# Challenge:
Using the records provided below, locate and copy each line that contains the word "title".

# Source records:
>> START

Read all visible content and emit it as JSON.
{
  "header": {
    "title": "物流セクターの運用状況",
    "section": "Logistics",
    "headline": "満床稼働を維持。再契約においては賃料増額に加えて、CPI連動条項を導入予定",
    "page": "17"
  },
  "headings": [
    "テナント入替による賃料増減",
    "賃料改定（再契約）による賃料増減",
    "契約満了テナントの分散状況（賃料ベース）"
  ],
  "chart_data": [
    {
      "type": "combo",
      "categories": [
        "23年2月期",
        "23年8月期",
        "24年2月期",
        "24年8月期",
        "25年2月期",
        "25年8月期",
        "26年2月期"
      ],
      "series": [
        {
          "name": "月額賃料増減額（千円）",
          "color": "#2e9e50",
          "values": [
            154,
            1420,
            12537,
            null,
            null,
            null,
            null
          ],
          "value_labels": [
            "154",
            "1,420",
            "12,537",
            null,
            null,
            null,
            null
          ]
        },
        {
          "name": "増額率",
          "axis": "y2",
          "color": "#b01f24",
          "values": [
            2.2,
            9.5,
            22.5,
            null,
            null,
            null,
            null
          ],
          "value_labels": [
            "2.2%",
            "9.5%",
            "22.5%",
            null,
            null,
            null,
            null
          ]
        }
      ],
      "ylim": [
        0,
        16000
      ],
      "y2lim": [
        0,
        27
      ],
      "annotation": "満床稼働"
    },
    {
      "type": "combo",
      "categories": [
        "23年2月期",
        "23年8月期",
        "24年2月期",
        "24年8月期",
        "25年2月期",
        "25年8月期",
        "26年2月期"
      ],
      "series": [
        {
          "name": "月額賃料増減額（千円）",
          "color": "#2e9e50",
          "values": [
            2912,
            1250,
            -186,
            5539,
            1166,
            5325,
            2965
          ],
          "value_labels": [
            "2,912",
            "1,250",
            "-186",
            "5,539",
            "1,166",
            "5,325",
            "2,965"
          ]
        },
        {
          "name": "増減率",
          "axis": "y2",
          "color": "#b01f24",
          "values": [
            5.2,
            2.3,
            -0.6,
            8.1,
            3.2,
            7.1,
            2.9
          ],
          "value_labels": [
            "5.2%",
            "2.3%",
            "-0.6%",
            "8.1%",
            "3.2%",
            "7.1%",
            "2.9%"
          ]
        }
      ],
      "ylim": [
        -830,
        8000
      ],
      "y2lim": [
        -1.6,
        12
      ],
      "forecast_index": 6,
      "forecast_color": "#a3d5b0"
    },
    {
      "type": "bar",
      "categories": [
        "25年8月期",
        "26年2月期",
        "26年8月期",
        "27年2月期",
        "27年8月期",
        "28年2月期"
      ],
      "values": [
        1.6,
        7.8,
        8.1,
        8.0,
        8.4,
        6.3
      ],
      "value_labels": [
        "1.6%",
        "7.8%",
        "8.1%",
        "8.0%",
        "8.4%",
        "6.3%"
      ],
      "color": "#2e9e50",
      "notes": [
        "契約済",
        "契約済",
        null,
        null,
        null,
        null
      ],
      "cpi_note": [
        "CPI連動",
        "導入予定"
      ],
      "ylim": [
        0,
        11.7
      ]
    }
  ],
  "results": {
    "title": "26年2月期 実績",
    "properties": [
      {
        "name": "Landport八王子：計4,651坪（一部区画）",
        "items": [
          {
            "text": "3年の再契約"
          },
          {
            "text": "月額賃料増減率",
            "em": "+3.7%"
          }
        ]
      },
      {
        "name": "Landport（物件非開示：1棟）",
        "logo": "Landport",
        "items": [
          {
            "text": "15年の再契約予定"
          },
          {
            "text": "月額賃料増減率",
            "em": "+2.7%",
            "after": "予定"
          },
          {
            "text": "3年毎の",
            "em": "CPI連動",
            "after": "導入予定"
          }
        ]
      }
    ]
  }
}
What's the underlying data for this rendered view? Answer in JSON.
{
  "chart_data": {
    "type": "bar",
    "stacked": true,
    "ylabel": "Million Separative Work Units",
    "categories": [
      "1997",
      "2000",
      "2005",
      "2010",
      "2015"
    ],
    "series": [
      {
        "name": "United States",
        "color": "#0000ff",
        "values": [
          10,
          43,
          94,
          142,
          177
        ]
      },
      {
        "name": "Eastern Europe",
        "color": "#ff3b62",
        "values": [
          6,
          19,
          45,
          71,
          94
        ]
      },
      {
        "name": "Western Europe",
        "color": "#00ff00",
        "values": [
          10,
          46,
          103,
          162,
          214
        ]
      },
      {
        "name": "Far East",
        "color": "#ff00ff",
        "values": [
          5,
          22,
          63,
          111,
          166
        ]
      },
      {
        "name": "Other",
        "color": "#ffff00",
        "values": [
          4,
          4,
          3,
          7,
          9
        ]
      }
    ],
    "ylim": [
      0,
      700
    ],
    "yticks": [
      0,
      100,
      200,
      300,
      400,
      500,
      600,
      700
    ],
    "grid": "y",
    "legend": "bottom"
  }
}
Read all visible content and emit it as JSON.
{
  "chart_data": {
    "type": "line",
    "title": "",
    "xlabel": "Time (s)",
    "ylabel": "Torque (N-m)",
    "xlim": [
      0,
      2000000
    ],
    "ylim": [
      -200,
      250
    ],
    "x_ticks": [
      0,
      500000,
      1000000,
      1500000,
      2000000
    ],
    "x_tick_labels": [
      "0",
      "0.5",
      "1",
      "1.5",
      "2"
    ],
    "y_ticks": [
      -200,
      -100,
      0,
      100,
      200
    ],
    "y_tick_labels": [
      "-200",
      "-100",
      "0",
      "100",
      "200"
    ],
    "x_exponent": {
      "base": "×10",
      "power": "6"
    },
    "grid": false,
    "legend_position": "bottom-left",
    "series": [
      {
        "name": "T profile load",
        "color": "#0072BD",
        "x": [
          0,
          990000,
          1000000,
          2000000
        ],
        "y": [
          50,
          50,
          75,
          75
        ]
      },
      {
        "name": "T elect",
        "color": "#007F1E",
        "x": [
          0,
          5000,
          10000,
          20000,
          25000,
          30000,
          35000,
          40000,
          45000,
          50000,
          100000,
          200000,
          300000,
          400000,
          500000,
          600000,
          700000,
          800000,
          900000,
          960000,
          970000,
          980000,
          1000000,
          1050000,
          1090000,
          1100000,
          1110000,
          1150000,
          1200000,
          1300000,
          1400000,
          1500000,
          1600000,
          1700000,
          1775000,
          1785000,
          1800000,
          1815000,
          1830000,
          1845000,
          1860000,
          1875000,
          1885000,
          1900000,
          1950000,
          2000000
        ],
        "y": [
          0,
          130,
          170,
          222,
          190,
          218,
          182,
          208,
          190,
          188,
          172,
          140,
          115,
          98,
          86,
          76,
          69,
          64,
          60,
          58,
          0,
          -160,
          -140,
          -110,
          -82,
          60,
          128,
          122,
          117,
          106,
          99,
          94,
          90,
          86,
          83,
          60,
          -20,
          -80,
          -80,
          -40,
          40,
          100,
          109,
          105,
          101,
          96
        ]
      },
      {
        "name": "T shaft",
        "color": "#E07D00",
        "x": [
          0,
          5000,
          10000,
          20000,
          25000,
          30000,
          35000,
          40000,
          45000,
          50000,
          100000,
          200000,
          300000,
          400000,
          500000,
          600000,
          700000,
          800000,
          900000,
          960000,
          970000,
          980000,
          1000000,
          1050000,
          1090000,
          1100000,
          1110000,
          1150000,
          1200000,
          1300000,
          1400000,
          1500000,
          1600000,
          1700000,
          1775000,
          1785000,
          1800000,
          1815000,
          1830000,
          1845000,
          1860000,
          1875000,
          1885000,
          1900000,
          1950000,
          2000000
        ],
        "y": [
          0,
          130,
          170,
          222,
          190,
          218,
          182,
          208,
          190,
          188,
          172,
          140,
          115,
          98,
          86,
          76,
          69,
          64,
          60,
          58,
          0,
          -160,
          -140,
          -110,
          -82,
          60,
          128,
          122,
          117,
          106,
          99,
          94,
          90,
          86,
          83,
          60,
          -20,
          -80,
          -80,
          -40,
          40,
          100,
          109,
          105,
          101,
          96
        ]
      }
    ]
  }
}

>> END

# Written answer:
    "title": "物流セクターの運用状況",
    "title": "26年2月期 実績",
    "title": "",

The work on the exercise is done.